**GIVEN RECORDS**
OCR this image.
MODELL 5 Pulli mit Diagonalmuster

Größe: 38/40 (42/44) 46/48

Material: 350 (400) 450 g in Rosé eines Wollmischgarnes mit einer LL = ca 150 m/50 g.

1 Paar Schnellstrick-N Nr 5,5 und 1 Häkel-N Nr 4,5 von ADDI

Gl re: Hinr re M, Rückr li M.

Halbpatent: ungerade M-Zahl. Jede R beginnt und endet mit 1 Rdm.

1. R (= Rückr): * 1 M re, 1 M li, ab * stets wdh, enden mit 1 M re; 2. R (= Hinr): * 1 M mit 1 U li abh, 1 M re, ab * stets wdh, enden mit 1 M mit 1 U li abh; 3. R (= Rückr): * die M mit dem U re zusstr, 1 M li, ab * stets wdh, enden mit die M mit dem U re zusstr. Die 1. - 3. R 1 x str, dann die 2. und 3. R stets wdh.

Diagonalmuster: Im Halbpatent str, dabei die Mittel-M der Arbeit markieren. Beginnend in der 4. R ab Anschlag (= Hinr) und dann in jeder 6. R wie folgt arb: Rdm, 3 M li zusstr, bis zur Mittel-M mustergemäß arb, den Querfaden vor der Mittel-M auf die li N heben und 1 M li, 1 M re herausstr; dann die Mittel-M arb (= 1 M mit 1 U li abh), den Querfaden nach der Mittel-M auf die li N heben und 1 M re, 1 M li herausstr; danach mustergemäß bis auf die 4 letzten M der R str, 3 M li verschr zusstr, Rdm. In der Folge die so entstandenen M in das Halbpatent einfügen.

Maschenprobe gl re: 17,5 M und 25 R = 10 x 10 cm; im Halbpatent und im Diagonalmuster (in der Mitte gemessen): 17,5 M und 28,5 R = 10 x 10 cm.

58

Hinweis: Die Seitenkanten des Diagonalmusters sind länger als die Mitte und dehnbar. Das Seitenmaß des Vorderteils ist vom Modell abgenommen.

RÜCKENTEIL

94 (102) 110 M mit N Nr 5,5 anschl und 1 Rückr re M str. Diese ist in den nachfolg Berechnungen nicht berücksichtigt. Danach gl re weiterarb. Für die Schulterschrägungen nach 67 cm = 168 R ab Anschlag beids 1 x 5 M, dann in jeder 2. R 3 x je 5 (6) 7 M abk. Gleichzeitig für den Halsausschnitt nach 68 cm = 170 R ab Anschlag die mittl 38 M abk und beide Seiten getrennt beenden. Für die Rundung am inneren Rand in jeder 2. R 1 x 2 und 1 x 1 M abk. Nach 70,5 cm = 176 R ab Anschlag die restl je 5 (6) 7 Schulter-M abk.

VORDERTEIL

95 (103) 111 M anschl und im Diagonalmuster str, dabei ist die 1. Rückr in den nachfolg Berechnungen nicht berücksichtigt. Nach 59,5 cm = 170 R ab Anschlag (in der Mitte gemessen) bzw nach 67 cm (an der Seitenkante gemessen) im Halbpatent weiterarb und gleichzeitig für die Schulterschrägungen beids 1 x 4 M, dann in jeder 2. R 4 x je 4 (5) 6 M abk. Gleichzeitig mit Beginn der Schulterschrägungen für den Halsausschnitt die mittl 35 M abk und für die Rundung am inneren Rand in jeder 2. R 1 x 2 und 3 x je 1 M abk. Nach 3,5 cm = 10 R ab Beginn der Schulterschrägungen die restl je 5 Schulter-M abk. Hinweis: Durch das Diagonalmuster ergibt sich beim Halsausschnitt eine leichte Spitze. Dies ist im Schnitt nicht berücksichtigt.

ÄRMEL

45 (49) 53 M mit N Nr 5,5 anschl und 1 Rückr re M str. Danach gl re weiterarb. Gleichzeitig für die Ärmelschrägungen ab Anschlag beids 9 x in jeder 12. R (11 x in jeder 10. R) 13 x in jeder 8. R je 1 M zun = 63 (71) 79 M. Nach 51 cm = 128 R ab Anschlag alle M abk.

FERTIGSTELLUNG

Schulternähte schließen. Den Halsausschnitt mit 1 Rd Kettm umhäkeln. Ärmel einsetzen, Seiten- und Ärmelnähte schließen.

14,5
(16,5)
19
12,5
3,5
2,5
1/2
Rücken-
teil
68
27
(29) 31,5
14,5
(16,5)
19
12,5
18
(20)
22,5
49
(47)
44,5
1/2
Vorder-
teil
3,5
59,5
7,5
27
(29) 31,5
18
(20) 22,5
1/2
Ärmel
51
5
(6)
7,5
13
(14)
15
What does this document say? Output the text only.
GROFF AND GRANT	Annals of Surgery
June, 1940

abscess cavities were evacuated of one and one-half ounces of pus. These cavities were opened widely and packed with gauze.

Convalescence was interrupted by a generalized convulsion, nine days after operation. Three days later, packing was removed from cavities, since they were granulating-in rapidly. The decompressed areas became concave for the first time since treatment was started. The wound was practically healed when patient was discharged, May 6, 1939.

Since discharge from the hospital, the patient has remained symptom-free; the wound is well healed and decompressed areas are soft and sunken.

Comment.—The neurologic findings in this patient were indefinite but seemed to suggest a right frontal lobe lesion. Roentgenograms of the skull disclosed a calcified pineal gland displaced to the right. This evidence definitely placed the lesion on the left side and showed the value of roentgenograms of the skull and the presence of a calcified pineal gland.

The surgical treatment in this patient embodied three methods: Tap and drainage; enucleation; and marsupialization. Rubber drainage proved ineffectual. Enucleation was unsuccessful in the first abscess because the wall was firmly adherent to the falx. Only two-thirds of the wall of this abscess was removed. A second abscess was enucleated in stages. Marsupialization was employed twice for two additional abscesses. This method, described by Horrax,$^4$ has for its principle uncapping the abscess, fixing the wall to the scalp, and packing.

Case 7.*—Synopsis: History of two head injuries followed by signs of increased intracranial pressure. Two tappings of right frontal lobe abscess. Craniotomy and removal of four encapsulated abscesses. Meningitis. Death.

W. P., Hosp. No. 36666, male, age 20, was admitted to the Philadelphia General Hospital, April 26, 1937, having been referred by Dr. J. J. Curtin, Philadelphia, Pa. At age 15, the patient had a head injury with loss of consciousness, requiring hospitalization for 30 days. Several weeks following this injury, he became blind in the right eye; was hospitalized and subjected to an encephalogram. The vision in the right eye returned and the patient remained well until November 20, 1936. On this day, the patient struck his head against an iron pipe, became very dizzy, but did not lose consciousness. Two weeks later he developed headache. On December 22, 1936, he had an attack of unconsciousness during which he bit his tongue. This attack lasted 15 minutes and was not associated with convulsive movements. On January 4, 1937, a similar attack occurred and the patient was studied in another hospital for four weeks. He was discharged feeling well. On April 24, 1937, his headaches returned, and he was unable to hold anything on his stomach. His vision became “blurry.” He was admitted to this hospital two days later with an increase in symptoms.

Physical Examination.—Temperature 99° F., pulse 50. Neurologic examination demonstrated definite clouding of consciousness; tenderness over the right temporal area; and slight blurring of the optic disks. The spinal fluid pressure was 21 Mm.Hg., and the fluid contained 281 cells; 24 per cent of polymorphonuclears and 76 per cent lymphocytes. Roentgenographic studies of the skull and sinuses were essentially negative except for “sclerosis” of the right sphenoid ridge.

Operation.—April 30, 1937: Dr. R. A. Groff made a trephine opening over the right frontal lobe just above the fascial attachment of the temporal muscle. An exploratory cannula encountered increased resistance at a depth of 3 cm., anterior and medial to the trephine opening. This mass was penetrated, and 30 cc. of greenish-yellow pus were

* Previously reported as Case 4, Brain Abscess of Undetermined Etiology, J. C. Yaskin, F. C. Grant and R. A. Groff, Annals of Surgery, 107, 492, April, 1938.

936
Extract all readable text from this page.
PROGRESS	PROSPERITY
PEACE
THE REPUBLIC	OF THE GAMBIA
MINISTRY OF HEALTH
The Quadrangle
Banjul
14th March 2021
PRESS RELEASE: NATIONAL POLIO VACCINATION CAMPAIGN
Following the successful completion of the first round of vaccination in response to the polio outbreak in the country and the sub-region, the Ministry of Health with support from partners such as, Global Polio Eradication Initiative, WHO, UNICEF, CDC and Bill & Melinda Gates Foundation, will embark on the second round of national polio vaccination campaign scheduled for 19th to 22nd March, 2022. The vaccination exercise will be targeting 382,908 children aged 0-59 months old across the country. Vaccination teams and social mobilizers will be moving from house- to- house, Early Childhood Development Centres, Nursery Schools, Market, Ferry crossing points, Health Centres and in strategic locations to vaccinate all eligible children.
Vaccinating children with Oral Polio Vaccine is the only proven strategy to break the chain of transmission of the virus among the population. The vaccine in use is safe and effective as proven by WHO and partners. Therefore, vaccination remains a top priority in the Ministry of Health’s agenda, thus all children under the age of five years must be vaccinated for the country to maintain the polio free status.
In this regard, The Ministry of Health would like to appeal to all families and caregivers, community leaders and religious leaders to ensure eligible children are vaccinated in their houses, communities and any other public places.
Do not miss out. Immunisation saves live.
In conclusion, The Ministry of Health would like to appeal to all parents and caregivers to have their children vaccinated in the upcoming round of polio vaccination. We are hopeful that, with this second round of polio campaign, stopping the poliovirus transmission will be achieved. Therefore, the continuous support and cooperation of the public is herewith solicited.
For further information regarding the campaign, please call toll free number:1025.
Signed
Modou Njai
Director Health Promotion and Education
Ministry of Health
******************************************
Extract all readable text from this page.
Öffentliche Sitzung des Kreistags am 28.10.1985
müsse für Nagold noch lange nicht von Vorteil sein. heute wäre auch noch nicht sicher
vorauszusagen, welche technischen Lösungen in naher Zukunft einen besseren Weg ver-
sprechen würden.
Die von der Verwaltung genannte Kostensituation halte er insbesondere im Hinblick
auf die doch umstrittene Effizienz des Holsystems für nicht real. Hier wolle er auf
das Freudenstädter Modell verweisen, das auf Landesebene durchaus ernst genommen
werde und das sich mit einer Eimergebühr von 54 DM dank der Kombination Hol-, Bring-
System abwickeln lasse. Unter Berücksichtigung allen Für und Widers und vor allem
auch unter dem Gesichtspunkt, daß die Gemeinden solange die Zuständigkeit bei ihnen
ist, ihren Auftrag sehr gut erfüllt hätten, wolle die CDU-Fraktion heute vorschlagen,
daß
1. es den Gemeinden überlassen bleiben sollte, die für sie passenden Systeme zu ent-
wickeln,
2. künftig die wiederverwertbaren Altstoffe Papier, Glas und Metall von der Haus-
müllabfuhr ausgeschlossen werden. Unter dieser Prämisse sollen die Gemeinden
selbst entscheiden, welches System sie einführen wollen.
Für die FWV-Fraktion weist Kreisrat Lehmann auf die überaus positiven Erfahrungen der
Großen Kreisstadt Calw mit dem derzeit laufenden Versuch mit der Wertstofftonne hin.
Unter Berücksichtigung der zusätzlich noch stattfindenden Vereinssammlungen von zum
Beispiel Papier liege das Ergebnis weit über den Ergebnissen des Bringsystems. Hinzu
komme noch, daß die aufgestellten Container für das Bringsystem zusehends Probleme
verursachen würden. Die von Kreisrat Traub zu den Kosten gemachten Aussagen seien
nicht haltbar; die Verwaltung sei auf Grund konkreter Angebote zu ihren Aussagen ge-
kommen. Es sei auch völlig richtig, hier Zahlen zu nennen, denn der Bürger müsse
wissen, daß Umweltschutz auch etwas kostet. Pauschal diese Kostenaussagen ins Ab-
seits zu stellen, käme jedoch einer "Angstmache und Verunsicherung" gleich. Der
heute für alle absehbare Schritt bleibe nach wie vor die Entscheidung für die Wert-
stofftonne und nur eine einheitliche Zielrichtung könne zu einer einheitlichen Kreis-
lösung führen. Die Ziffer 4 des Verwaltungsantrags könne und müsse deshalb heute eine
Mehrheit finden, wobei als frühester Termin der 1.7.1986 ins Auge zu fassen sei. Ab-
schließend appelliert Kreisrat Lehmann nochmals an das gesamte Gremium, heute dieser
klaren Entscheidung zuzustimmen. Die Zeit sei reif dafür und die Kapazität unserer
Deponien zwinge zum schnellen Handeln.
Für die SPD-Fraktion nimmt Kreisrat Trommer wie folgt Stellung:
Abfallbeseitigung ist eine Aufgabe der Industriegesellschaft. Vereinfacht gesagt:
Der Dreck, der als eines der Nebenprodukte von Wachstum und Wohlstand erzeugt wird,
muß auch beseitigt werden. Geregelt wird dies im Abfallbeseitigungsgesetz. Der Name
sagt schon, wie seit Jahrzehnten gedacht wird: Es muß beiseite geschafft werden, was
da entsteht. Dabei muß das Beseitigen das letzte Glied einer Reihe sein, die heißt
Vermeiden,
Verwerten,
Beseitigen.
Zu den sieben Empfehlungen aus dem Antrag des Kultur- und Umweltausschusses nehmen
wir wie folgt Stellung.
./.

**WHAT NEEDS TO BE DONE**
Find the lines above that contain the word "Berücksichtigung" and copy each one.

**TASK ANSWER**
System abwickeln lasse. Unter Berücksichtigung allen Für und Widers und vor allem
Unter Berücksichtigung der zusätzlich noch stattfindenden Vereinssammlungen von zum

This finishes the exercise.